### Exercise aim
Scan the listing that follows and report how many lines contain "text". Write the number alone.

------ Data to process ------

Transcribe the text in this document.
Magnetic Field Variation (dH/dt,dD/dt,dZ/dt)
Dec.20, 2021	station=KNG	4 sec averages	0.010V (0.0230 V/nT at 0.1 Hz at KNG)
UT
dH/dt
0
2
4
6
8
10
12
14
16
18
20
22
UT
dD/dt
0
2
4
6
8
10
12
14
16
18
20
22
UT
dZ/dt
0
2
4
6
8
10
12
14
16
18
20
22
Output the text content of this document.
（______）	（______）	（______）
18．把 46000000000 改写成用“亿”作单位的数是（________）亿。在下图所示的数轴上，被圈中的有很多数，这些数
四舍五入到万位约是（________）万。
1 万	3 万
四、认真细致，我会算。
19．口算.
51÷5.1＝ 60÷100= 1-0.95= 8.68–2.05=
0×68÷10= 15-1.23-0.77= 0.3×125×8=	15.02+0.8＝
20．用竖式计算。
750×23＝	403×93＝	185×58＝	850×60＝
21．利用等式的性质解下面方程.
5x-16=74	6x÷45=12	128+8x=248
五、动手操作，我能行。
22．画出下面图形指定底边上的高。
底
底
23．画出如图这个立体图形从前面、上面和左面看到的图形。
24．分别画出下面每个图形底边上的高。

------

### Finished task
2